### Stored data
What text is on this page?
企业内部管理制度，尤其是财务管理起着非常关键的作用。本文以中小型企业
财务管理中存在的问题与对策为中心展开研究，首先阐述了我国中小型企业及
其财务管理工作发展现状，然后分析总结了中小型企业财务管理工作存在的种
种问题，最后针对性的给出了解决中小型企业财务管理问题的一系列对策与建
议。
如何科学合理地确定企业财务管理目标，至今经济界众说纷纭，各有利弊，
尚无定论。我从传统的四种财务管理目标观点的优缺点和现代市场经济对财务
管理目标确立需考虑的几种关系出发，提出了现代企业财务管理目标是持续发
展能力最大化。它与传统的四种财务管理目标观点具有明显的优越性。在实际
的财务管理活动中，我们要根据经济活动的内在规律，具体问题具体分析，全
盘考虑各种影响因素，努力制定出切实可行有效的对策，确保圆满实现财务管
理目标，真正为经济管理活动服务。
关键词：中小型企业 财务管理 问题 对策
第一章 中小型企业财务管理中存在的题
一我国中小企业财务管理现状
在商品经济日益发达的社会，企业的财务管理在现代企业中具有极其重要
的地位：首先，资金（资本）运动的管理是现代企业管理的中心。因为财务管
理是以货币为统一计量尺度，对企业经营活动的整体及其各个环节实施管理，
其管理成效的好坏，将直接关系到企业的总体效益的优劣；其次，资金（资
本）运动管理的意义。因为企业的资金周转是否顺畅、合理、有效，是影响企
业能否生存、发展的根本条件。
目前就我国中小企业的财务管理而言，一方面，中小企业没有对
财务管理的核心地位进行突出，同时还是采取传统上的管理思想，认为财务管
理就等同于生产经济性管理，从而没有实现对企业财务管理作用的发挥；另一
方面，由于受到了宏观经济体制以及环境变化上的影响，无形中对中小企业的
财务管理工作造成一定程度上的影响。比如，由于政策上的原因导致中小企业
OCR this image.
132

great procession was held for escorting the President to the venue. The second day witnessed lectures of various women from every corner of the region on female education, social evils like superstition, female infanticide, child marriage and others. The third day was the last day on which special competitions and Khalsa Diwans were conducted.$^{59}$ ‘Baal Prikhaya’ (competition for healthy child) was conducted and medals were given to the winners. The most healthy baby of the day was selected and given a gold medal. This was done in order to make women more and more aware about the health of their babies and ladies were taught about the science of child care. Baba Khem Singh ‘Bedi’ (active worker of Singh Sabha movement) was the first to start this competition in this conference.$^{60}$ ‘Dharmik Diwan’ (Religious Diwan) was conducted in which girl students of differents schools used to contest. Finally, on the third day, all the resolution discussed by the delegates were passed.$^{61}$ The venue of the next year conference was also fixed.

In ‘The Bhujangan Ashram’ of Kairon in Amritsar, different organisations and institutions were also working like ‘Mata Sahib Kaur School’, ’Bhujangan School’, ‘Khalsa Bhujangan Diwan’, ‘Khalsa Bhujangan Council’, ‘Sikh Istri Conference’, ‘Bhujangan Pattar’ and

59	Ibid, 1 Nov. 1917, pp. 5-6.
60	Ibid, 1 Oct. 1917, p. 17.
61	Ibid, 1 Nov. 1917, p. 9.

### Task to carry out
Return all of the entries exactly as written.

### Solution to this problem
What text is on this page?
企业内部管理制度，尤其是财务管理起着非常关键的作用。本文以中小型企业
财务管理中存在的问题与对策为中心展开研究，首先阐述了我国中小型企业及
其财务管理工作发展现状，然后分析总结了中小型企业财务管理工作存在的种
种问题，最后针对性的给出了解决中小型企业财务管理问题的一系列对策与建
议。
如何科学合理地确定企业财务管理目标，至今经济界众说纷纭，各有利弊，
尚无定论。我从传统的四种财务管理目标观点的优缺点和现代市场经济对财务
管理目标确立需考虑的几种关系出发，提出了现代企业财务管理目标是持续发
展能力最大化。它与传统的四种财务管理目标观点具有明显的优越性。在实际
的财务管理活动中，我们要根据经济活动的内在规律，具体问题具体分析，全
盘考虑各种影响因素，努力制定出切实可行有效的对策，确保圆满实现财务管
理目标，真正为经济管理活动服务。
关键词：中小型企业 财务管理 问题 对策
第一章 中小型企业财务管理中存在的题
一我国中小企业财务管理现状
在商品经济日益发达的社会，企业的财务管理在现代企业中具有极其重要
的地位：首先，资金（资本）运动的管理是现代企业管理的中心。因为财务管
理是以货币为统一计量尺度，对企业经营活动的整体及其各个环节实施管理，
其管理成效的好坏，将直接关系到企业的总体效益的优劣；其次，资金（资
本）运动管理的意义。因为企业的资金周转是否顺畅、合理、有效，是影响企
业能否生存、发展的根本条件。
目前就我国中小企业的财务管理而言，一方面，中小企业没有对
财务管理的核心地位进行突出，同时还是采取传统上的管理思想，认为财务管
理就等同于生产经济性管理，从而没有实现对企业财务管理作用的发挥；另一
方面，由于受到了宏观经济体制以及环境变化上的影响，无形中对中小企业的
财务管理工作造成一定程度上的影响。比如，由于政策上的原因导致中小企业
OCR this image.
132

great procession was held for escorting the President to the venue. The second day witnessed lectures of various women from every corner of the region on female education, social evils like superstition, female infanticide, child marriage and others. The third day was the last day on which special competitions and Khalsa Diwans were conducted.$^{59}$ ‘Baal Prikhaya’ (competition for healthy child) was conducted and medals were given to the winners. The most healthy baby of the day was selected and given a gold medal. This was done in order to make women more and more aware about the health of their babies and ladies were taught about the science of child care. Baba Khem Singh ‘Bedi’ (active worker of Singh Sabha movement) was the first to start this competition in this conference.$^{60}$ ‘Dharmik Diwan’ (Religious Diwan) was conducted in which girl students of differents schools used to contest. Finally, on the third day, all the resolution discussed by the delegates were passed.$^{61}$ The venue of the next year conference was also fixed.

In ‘The Bhujangan Ashram’ of Kairon in Amritsar, different organisations and institutions were also working like ‘Mata Sahib Kaur School’, ’Bhujangan School’, ‘Khalsa Bhujangan Diwan’, ‘Khalsa Bhujangan Council’, ‘Sikh Istri Conference’, ‘Bhujangan Pattar’ and

59	Ibid, 1 Nov. 1917, pp. 5-6.
60	Ibid, 1 Oct. 1917, p. 17.
61	Ibid, 1 Nov. 1917, p. 9.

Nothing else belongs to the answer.